What is expected:
Give only the number of lines in the records that include the string "твердения".

Record set start

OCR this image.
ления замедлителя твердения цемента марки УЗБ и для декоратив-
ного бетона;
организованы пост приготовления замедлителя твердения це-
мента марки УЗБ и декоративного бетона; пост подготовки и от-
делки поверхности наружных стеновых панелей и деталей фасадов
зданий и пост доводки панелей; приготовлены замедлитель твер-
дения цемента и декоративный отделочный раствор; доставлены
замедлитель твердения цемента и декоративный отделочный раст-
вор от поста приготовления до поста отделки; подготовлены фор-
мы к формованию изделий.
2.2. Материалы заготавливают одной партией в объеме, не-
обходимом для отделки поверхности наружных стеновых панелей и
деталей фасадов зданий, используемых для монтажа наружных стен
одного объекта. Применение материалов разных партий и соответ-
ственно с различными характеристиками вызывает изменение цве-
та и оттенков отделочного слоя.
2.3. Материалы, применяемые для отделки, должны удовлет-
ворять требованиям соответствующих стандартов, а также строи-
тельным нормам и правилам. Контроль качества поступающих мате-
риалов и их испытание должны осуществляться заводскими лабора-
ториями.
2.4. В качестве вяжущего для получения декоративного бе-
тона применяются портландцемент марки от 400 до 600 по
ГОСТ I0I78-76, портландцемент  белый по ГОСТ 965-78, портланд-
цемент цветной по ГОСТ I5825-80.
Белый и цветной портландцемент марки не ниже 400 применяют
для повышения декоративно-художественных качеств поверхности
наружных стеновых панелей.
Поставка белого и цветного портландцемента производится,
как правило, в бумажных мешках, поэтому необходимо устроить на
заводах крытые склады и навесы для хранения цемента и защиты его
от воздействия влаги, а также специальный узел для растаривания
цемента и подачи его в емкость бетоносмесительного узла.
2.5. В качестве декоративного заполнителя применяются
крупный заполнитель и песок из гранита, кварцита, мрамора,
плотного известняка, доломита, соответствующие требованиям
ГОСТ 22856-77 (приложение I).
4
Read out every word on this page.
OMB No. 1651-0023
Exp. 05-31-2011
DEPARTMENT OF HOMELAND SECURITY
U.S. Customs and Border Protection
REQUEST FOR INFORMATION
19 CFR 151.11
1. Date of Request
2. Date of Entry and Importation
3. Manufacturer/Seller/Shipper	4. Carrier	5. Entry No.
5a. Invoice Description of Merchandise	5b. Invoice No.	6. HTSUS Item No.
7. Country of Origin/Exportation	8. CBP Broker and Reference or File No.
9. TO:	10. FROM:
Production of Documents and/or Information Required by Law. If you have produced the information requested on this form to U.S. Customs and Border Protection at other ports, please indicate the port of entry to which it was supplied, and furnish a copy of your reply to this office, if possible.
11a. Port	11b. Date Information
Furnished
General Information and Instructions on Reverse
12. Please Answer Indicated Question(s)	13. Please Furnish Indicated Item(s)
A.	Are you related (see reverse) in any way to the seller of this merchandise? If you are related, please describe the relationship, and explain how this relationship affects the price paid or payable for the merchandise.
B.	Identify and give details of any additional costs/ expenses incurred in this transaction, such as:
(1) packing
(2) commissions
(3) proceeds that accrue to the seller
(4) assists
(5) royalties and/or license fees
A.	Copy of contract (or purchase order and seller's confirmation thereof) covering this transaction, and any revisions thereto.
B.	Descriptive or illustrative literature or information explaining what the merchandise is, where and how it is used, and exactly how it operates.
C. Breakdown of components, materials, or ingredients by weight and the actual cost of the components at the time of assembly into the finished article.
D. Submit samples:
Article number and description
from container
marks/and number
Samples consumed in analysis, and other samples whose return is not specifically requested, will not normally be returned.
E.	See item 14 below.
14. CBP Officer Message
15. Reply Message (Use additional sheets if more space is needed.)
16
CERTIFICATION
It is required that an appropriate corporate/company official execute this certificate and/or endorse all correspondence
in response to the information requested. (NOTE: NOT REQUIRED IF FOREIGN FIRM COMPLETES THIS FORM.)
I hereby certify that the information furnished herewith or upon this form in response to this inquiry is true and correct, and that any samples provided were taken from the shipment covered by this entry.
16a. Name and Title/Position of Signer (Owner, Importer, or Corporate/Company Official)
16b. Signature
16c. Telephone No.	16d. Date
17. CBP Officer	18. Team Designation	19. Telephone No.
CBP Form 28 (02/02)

Record set end

Exercise solution:
3